(Chart and figure data)
---*---

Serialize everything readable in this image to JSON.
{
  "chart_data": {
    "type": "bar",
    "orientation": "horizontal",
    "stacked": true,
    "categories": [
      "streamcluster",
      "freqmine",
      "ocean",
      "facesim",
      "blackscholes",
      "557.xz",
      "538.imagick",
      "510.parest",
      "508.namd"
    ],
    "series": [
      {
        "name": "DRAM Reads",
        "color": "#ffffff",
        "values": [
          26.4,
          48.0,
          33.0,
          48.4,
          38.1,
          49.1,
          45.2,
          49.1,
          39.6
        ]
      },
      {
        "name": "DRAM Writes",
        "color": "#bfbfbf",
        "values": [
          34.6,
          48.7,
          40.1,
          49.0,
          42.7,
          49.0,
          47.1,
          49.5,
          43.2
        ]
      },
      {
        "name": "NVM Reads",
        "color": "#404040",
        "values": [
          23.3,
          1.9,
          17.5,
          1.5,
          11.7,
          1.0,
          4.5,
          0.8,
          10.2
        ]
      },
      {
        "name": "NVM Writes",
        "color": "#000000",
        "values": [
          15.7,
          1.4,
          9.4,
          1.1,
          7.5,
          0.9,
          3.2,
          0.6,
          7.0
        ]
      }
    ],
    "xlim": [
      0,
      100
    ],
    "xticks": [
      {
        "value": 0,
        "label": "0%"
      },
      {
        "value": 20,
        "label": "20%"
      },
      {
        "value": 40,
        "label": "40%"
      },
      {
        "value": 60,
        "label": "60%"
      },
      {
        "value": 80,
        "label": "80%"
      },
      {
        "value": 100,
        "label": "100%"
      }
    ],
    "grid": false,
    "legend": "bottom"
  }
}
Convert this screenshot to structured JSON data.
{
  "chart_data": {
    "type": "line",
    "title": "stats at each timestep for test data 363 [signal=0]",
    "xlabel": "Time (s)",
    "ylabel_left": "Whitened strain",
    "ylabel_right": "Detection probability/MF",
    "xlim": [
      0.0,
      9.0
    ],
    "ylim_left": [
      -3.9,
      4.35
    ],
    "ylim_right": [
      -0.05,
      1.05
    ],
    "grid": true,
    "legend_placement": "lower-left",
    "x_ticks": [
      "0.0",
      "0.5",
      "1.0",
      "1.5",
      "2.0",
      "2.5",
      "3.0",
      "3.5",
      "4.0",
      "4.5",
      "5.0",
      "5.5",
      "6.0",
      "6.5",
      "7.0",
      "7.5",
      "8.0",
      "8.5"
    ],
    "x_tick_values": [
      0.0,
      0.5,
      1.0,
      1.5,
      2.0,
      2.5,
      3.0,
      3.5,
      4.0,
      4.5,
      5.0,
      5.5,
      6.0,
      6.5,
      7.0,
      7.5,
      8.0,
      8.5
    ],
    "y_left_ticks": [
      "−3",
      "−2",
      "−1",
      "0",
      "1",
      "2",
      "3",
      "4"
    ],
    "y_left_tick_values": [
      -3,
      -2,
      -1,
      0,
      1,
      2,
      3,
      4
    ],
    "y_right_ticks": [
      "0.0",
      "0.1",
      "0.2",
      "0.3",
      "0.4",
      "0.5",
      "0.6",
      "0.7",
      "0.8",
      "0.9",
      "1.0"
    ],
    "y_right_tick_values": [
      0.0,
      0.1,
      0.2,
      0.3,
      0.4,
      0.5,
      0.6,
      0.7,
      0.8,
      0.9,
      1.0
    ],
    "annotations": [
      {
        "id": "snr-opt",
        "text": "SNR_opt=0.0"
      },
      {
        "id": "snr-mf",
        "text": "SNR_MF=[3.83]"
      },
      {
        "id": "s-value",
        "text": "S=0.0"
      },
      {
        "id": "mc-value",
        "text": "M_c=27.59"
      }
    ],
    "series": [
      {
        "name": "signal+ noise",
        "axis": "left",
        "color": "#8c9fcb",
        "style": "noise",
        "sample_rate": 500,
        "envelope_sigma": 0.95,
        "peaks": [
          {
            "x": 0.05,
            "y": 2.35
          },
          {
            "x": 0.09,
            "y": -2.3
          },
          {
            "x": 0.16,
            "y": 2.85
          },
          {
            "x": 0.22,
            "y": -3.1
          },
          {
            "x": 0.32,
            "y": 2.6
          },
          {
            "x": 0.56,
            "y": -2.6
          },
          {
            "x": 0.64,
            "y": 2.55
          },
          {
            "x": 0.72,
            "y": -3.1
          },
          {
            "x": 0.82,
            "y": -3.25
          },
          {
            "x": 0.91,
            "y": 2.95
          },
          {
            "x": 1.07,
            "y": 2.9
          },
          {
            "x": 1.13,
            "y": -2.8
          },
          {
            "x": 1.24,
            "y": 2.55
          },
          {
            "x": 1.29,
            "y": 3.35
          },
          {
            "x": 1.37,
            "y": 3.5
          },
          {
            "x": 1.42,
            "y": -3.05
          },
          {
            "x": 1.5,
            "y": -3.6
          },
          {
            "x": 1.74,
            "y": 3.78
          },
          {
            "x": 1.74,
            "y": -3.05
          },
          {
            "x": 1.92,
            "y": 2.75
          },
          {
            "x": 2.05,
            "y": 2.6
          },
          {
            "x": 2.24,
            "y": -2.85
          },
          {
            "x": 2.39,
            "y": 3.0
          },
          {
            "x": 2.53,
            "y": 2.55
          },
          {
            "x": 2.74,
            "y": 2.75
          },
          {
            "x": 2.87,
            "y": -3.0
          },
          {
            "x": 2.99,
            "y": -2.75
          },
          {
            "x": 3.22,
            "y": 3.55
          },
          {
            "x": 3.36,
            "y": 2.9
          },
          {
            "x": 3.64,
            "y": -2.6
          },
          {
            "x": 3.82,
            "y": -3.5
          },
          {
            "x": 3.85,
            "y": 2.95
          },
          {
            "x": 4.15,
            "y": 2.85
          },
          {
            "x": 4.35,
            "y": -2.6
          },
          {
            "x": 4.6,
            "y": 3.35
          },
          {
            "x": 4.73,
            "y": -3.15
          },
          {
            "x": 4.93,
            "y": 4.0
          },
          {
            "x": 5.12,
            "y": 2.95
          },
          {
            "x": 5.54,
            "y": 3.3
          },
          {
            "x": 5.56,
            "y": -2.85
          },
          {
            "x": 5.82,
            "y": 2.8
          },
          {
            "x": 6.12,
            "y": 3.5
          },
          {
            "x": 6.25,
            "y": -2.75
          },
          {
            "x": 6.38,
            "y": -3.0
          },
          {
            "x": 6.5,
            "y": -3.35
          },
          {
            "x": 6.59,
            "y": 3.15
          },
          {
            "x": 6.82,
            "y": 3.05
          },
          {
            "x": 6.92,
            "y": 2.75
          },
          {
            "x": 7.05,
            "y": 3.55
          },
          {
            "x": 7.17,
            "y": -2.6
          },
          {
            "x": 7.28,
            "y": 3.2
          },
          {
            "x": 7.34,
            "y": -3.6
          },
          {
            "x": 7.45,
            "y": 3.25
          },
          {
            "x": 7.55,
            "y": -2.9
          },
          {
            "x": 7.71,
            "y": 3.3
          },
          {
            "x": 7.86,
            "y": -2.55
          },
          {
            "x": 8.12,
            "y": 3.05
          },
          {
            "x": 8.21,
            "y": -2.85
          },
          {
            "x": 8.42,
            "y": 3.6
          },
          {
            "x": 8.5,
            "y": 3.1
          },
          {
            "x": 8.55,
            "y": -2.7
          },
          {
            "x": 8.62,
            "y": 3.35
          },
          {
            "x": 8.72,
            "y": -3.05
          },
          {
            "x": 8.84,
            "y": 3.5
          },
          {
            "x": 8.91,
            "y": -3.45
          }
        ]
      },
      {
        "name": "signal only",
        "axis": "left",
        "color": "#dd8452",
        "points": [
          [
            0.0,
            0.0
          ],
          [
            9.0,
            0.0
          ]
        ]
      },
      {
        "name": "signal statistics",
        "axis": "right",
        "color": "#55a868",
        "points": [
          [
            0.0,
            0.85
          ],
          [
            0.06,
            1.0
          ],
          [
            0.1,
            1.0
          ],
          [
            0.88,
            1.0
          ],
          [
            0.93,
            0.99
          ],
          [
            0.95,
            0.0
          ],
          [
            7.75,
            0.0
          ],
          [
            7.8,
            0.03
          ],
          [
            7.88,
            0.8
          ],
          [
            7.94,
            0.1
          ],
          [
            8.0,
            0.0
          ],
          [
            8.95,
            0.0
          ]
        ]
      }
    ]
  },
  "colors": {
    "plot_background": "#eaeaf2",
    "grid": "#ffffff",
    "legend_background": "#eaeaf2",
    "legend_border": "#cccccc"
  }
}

---*---

## [Exercise]
In the entries above, find each line with the string "name" and copy it.

## [Output for this task]
        "name": "DRAM Reads",
        "name": "DRAM Writes",
        "name": "NVM Reads",
        "name": "NVM Writes",
        "name": "signal+ noise",
        "name": "signal only",
        "name": "signal statistics",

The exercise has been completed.